start
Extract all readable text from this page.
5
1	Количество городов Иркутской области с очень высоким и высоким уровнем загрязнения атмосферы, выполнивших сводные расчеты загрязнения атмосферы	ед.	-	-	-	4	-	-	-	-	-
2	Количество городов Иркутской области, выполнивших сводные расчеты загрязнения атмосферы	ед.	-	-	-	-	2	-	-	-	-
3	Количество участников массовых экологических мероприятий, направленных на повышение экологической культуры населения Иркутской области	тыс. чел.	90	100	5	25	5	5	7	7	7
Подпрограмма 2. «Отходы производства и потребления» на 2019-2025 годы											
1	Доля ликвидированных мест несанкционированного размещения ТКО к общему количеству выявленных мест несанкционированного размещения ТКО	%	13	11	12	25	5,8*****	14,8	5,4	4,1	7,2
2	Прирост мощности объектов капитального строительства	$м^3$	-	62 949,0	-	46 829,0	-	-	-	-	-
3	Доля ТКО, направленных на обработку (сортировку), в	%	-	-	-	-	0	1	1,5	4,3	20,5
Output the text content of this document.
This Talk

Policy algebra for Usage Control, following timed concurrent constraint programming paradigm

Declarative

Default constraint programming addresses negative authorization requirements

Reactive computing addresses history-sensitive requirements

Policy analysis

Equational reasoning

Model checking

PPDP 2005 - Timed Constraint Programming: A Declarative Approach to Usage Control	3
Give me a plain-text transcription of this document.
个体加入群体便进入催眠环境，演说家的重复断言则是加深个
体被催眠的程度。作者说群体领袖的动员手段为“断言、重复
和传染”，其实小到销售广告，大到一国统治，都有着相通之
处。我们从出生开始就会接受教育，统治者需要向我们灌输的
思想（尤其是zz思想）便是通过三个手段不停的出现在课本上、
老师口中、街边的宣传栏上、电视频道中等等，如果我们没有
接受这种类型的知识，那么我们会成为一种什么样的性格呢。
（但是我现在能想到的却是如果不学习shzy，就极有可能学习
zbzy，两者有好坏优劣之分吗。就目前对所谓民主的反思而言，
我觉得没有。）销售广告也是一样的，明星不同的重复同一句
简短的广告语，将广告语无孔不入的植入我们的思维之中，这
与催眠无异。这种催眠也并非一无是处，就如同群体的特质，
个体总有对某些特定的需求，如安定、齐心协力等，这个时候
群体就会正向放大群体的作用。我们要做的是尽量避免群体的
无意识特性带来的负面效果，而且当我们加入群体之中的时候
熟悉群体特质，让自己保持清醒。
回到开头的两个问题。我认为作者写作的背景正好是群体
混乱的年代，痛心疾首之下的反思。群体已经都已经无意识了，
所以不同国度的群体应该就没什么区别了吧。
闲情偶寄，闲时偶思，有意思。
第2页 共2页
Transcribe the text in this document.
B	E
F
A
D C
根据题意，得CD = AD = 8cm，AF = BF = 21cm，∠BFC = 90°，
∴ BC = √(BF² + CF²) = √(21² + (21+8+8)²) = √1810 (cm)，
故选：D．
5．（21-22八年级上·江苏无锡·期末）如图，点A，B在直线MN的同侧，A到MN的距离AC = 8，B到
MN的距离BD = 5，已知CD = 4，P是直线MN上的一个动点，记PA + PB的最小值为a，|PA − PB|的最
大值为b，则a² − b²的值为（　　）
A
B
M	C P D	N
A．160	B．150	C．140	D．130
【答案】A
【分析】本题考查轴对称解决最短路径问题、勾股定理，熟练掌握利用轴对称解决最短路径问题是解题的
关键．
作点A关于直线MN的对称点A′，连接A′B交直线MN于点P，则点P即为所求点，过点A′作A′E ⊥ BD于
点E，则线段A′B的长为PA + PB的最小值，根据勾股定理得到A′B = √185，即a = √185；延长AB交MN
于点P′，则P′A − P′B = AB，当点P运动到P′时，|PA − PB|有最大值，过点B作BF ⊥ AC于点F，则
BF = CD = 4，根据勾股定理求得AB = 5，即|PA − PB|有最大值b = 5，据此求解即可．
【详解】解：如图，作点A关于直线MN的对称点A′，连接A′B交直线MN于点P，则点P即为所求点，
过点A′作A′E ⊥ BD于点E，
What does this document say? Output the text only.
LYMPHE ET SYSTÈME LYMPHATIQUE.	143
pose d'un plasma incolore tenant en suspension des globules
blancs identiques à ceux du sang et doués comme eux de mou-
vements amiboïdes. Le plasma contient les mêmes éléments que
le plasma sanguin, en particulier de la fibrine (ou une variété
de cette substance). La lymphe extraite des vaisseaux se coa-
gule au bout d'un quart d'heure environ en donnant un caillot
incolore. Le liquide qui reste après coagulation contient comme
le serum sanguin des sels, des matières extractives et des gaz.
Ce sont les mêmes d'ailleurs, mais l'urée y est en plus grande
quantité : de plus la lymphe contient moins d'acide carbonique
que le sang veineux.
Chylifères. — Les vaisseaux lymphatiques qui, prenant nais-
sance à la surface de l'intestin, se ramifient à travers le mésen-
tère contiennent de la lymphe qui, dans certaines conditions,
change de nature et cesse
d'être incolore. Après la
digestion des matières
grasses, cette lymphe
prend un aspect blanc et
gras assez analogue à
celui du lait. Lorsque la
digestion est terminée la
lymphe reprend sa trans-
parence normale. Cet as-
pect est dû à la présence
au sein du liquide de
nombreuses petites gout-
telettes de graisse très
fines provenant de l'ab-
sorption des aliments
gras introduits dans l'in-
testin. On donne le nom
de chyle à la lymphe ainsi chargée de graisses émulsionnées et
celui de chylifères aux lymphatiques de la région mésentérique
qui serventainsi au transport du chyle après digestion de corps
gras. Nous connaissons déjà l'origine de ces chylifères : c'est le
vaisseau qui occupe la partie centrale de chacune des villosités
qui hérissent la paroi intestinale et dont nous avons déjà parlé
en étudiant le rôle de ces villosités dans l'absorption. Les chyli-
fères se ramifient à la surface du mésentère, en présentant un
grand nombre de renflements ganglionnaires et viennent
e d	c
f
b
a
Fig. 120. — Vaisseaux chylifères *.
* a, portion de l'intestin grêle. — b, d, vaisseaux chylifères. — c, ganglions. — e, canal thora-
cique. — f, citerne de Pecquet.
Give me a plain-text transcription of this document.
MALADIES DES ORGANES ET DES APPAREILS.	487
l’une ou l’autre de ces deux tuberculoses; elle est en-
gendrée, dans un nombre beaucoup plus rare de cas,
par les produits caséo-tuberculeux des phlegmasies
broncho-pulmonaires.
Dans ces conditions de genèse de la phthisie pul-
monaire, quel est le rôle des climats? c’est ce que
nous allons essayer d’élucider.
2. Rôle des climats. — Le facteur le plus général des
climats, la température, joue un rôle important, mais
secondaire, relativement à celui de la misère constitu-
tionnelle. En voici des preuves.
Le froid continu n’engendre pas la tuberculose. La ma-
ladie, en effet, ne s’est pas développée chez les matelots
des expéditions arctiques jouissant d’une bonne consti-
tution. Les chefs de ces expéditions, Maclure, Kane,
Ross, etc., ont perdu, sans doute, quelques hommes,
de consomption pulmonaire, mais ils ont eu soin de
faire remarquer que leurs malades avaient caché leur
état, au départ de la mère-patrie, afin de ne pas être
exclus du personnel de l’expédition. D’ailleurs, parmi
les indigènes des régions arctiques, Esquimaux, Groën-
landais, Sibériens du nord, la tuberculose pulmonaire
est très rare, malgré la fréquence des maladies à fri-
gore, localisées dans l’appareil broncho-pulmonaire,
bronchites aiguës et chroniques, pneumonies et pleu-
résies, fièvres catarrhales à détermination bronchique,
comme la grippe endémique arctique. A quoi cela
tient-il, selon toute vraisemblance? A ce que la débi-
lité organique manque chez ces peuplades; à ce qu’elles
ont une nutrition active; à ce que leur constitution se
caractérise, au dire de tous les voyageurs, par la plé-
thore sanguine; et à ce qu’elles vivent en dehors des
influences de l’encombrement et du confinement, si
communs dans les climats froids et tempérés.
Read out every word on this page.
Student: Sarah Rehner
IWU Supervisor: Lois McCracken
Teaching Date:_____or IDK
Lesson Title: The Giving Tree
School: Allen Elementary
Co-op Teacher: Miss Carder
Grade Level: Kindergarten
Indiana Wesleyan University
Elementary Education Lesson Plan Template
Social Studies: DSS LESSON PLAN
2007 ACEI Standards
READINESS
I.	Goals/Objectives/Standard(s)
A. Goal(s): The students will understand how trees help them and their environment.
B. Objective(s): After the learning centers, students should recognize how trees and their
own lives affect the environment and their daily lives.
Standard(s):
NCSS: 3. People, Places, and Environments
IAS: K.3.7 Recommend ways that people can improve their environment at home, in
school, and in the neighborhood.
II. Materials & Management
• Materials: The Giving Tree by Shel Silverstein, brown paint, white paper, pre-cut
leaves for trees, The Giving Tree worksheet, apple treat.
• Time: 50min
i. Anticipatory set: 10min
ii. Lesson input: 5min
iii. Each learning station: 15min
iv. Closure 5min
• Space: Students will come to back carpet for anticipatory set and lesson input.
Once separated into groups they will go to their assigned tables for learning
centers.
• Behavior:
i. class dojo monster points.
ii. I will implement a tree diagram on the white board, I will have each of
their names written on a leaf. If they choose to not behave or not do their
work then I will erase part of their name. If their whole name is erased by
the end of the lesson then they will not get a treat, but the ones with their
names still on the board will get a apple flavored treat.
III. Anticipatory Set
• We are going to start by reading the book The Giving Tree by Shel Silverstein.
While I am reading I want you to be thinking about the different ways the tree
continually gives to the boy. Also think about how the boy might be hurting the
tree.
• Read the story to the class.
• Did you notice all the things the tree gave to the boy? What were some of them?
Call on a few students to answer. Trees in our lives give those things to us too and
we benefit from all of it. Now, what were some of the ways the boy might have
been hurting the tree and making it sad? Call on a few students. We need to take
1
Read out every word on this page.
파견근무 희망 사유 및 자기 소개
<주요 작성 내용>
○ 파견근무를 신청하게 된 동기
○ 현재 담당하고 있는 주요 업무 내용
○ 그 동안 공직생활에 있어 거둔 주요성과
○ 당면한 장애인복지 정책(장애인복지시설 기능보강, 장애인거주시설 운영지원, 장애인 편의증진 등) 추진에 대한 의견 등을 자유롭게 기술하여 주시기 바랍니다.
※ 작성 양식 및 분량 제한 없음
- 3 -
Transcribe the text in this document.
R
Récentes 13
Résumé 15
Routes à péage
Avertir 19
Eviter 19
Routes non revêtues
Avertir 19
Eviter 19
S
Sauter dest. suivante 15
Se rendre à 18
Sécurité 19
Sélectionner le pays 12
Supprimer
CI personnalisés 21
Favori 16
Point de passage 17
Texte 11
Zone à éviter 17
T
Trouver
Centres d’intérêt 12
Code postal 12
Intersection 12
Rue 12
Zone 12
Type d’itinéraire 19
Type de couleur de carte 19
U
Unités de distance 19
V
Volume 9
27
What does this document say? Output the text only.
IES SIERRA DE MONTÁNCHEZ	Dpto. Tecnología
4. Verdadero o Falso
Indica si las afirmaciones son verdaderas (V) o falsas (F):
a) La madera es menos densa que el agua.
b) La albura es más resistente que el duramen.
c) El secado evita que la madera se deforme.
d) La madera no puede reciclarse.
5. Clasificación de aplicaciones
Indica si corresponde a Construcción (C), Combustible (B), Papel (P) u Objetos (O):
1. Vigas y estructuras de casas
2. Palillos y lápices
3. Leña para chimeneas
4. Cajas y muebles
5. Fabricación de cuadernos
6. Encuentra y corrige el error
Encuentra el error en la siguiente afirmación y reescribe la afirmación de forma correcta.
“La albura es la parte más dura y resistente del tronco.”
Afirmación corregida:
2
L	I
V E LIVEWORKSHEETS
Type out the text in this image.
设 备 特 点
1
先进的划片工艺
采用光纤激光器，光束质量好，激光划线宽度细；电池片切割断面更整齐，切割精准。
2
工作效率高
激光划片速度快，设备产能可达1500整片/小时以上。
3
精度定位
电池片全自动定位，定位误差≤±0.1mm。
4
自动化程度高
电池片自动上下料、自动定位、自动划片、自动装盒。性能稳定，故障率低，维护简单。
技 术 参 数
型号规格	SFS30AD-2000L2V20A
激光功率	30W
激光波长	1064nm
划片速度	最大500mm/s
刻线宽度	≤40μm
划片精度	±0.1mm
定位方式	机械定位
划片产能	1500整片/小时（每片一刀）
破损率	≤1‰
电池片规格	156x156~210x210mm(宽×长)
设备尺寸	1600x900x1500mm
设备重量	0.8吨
end
> _PROBLEM REQUIREMENTS_
Gather from the entries above all lines that include the string "expéditions".

> _ANSWER TO THE EXERCISE_
des expéditions arctiques jouissant d’une bonne consti-
tution. Les chefs de ces expéditions, Maclure, Kane,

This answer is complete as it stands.